··· RECORDS TO USE
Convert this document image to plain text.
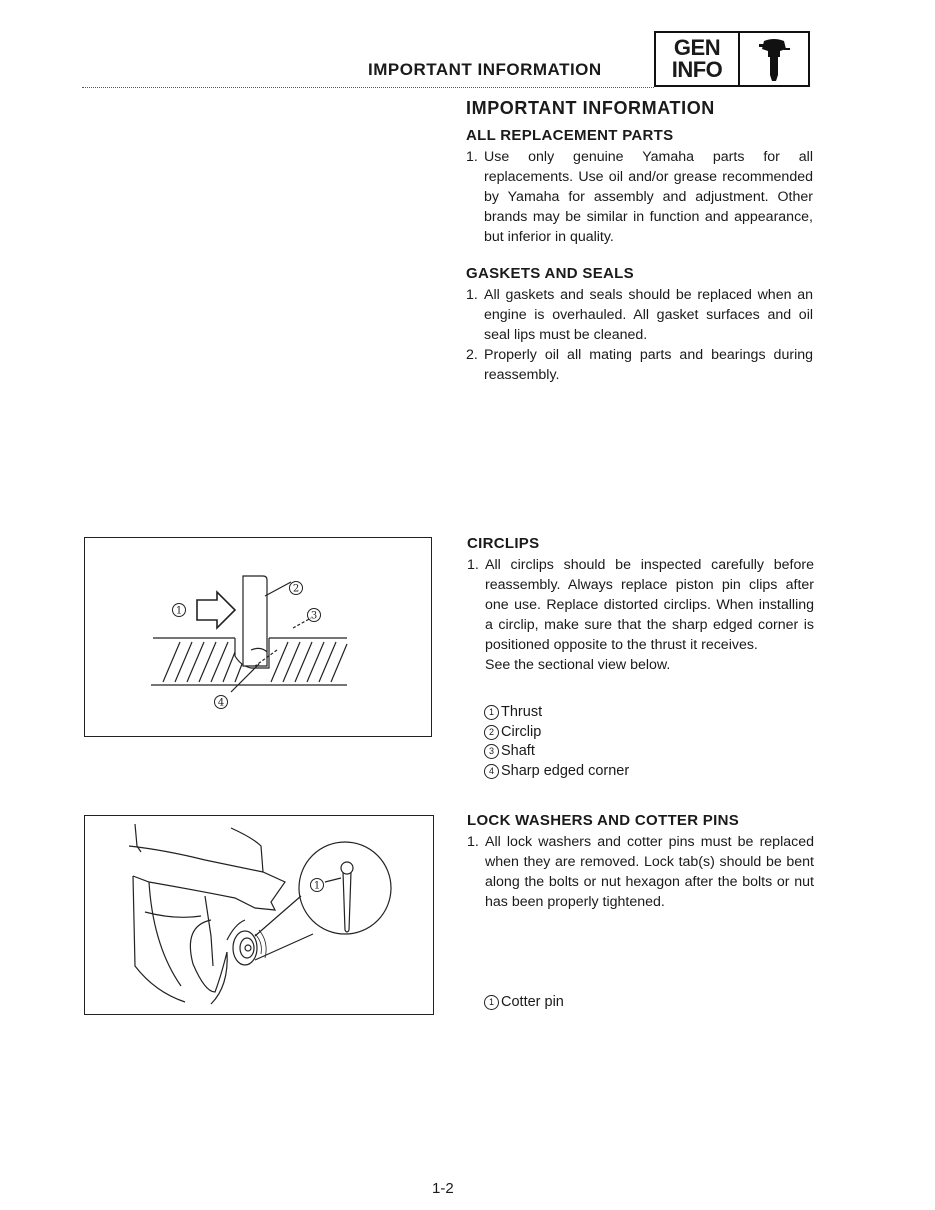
IMPORTANT INFORMATION
GEN
INFO
IMPORTANT INFORMATION
ALL REPLACEMENT PARTS
1. Use only genuine Yamaha parts for all replacements. Use oil and/or grease recommended by Yamaha for assembly and adjustment. Other brands may be similar in function and appearance, but inferior in quality.
GASKETS AND SEALS
1. All gaskets and seals should be replaced when an engine is overhauled. All gasket surfaces and oil seal lips must be cleaned.
2. Properly oil all mating parts and bearings during reassembly.
1
2
3
4
CIRCLIPS
1. All circlips should be inspected carefully before reassembly. Always replace piston pin clips after one use. Replace distorted circlips. When installing a circlip, make sure that the sharp edged corner is positioned opposite to the thrust it receives.
See the sectional view below.
1 Thrust
2 Circlip
3 Shaft
4 Sharp edged corner
1
LOCK WASHERS AND COTTER PINS
1. All lock washers and cotter pins must be replaced when they are removed. Lock tab(s) should be bent along the bolts or nut hexagon after the bolts or nut has been properly tightened.
1 Cotter pin
1-2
······
## REQUIRED WORK
Your task is to set down the records shown above exactly, minus any pictures.

## SOLUTION FOR THIS TASK
Convert this document image to plain text.
IMPORTANT INFORMATION
GEN
INFO
IMPORTANT INFORMATION
ALL REPLACEMENT PARTS
1. Use only genuine Yamaha parts for all replacements. Use oil and/or grease recommended by Yamaha for assembly and adjustment. Other brands may be similar in function and appearance, but inferior in quality.
GASKETS AND SEALS
1. All gaskets and seals should be replaced when an engine is overhauled. All gasket surfaces and oil seal lips must be cleaned.
2. Properly oil all mating parts and bearings during reassembly.
1
2
3
4
CIRCLIPS
1. All circlips should be inspected carefully before reassembly. Always replace piston pin clips after one use. Replace distorted circlips. When installing a circlip, make sure that the sharp edged corner is positioned opposite to the thrust it receives.
See the sectional view below.
1 Thrust
2 Circlip
3 Shaft
4 Sharp edged corner
1
LOCK WASHERS AND COTTER PINS
1. All lock washers and cotter pins must be replaced when they are removed. Lock tab(s) should be bent along the bolts or nut hexagon after the bolts or nut has been properly tightened.
1 Cotter pin
1-2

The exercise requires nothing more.